Reproduce the records, starting at the first line and ending at the line containing "sample-point: [191, 373, 194, 376]". Swap "panel-frame-1-1" for "panel-frame-main" and leave everything else unchanged.

— START Provided information —

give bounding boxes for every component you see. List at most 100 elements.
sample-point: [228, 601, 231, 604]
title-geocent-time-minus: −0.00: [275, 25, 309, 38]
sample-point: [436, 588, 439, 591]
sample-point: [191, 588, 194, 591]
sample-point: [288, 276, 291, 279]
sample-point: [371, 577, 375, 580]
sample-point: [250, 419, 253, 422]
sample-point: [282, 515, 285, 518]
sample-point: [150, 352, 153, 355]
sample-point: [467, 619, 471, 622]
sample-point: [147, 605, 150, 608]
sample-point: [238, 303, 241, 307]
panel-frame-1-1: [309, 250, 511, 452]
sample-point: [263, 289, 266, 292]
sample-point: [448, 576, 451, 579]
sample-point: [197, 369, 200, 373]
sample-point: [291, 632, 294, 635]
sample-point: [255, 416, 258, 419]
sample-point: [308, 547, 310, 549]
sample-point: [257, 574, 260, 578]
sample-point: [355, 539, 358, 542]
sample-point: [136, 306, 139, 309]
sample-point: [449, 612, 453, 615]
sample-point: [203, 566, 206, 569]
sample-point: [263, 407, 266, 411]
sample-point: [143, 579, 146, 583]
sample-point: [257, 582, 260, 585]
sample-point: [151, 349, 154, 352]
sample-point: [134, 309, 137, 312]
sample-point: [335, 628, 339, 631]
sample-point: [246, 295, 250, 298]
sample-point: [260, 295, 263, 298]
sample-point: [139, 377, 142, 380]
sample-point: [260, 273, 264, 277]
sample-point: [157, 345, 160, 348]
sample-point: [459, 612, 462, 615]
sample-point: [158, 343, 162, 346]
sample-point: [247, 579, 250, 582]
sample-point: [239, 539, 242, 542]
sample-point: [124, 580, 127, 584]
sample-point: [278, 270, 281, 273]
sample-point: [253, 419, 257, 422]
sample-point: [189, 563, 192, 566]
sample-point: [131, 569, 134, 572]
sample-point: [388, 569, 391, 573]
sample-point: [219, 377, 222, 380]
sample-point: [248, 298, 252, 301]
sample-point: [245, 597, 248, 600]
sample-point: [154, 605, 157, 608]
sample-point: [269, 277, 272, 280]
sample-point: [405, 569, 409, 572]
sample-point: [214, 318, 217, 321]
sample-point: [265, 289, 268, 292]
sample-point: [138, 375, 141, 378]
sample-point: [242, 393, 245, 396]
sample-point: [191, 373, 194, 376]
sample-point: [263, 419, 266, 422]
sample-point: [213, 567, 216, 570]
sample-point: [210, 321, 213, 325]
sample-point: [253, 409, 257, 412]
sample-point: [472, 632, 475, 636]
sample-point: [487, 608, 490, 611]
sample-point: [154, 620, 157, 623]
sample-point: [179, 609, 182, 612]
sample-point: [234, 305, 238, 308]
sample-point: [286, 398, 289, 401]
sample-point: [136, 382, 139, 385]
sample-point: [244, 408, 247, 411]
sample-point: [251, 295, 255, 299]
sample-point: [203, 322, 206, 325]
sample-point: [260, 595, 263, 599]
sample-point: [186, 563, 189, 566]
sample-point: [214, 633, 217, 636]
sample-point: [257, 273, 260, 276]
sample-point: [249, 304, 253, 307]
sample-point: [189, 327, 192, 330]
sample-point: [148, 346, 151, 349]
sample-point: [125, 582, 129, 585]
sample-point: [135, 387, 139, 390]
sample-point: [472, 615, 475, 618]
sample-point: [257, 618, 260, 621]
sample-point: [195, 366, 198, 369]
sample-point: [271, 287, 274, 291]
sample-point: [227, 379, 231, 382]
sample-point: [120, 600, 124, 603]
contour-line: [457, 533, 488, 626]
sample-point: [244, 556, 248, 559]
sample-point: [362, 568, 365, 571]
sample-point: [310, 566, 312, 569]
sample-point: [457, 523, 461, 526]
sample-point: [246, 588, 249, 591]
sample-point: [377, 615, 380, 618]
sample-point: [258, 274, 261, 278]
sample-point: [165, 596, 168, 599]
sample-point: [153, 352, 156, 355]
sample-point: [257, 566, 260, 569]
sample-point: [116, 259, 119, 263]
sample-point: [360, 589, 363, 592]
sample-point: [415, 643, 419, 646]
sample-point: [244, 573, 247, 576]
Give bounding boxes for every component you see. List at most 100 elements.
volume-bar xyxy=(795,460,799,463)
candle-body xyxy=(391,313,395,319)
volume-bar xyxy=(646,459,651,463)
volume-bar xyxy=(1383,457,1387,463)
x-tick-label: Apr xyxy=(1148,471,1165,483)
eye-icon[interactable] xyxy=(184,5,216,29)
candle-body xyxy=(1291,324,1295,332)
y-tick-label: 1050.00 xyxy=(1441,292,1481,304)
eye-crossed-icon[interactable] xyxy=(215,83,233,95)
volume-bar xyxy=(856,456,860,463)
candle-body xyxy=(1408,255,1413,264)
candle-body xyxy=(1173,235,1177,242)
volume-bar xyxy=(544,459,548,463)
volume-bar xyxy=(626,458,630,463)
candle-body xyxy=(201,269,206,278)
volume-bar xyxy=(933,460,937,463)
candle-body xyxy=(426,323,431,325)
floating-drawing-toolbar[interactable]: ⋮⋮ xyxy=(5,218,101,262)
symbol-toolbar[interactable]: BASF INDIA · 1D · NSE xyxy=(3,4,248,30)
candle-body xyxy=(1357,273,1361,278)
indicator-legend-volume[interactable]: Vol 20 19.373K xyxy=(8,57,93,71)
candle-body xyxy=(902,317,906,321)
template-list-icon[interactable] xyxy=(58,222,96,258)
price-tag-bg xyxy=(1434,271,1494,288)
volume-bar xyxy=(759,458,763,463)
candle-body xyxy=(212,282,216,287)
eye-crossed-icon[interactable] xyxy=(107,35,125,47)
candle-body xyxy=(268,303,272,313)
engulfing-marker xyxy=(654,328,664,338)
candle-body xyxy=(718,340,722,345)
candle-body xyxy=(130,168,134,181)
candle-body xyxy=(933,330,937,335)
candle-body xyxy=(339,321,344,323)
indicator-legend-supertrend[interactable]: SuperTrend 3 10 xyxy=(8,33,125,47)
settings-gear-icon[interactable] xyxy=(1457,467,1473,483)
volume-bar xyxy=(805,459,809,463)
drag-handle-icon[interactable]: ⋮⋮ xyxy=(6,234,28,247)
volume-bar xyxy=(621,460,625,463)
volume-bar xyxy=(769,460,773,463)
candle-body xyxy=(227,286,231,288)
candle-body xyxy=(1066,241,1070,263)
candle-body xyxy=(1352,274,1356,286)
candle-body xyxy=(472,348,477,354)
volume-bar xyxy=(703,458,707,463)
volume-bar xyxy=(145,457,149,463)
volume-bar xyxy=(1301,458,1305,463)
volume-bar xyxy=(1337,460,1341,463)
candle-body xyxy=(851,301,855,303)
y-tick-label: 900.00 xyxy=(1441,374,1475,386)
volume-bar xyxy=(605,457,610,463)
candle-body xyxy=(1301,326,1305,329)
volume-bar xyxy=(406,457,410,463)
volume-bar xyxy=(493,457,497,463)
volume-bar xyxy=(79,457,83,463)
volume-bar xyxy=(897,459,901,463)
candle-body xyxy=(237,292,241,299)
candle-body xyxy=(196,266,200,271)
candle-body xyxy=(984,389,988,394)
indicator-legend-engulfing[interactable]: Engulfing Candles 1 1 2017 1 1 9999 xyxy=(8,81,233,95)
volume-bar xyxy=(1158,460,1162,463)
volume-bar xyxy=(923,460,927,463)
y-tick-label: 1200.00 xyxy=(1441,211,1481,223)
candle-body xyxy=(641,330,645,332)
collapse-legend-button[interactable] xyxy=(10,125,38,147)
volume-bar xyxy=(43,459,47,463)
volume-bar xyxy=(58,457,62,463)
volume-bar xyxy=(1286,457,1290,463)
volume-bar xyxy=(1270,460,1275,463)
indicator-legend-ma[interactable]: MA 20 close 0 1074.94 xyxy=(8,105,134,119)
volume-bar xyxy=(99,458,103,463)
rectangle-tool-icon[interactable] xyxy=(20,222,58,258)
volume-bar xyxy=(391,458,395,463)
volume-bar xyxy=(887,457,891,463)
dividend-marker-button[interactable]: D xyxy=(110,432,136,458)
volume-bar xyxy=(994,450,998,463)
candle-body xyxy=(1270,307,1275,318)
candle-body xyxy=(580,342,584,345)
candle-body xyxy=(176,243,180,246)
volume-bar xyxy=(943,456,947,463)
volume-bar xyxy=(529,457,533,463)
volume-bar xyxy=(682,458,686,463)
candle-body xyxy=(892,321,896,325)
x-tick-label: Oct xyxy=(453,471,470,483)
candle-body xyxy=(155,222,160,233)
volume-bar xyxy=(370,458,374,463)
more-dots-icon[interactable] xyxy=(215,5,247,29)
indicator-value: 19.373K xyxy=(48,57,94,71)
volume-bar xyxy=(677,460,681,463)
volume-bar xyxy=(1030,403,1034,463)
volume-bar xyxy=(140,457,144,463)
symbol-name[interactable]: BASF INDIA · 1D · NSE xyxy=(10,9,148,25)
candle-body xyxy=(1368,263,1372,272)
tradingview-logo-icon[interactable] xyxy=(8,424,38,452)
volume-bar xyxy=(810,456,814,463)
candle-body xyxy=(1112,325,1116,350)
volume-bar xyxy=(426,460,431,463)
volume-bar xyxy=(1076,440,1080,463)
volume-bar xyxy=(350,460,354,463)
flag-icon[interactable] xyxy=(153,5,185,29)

— END Provided information —

▶ **Complete answer**:
give bounding boxes for every component you see. List at most 100 elements.
sample-point: [228, 601, 231, 604]
title-geocent-time-minus: −0.00: [275, 25, 309, 38]
sample-point: [436, 588, 439, 591]
sample-point: [191, 588, 194, 591]
sample-point: [288, 276, 291, 279]
sample-point: [371, 577, 375, 580]
sample-point: [250, 419, 253, 422]
sample-point: [282, 515, 285, 518]
sample-point: [150, 352, 153, 355]
sample-point: [467, 619, 471, 622]
sample-point: [147, 605, 150, 608]
sample-point: [238, 303, 241, 307]
panel-frame-main: [309, 250, 511, 452]
sample-point: [263, 289, 266, 292]
sample-point: [448, 576, 451, 579]
sample-point: [197, 369, 200, 373]
sample-point: [291, 632, 294, 635]
sample-point: [255, 416, 258, 419]
sample-point: [308, 547, 310, 549]
sample-point: [257, 574, 260, 578]
sample-point: [355, 539, 358, 542]
sample-point: [136, 306, 139, 309]
sample-point: [449, 612, 453, 615]
sample-point: [203, 566, 206, 569]
sample-point: [263, 407, 266, 411]
sample-point: [143, 579, 146, 583]
sample-point: [257, 582, 260, 585]
sample-point: [151, 349, 154, 352]
sample-point: [134, 309, 137, 312]
sample-point: [335, 628, 339, 631]
sample-point: [246, 295, 250, 298]
sample-point: [260, 295, 263, 298]
sample-point: [139, 377, 142, 380]
sample-point: [260, 273, 264, 277]
sample-point: [157, 345, 160, 348]
sample-point: [459, 612, 462, 615]
sample-point: [158, 343, 162, 346]
sample-point: [247, 579, 250, 582]
sample-point: [239, 539, 242, 542]
sample-point: [124, 580, 127, 584]
sample-point: [278, 270, 281, 273]
sample-point: [253, 419, 257, 422]
sample-point: [189, 563, 192, 566]
sample-point: [131, 569, 134, 572]
sample-point: [388, 569, 391, 573]
sample-point: [219, 377, 222, 380]
sample-point: [248, 298, 252, 301]
sample-point: [245, 597, 248, 600]
sample-point: [154, 605, 157, 608]
sample-point: [269, 277, 272, 280]
sample-point: [405, 569, 409, 572]
sample-point: [214, 318, 217, 321]
sample-point: [265, 289, 268, 292]
sample-point: [138, 375, 141, 378]
sample-point: [242, 393, 245, 396]
sample-point: [191, 373, 194, 376]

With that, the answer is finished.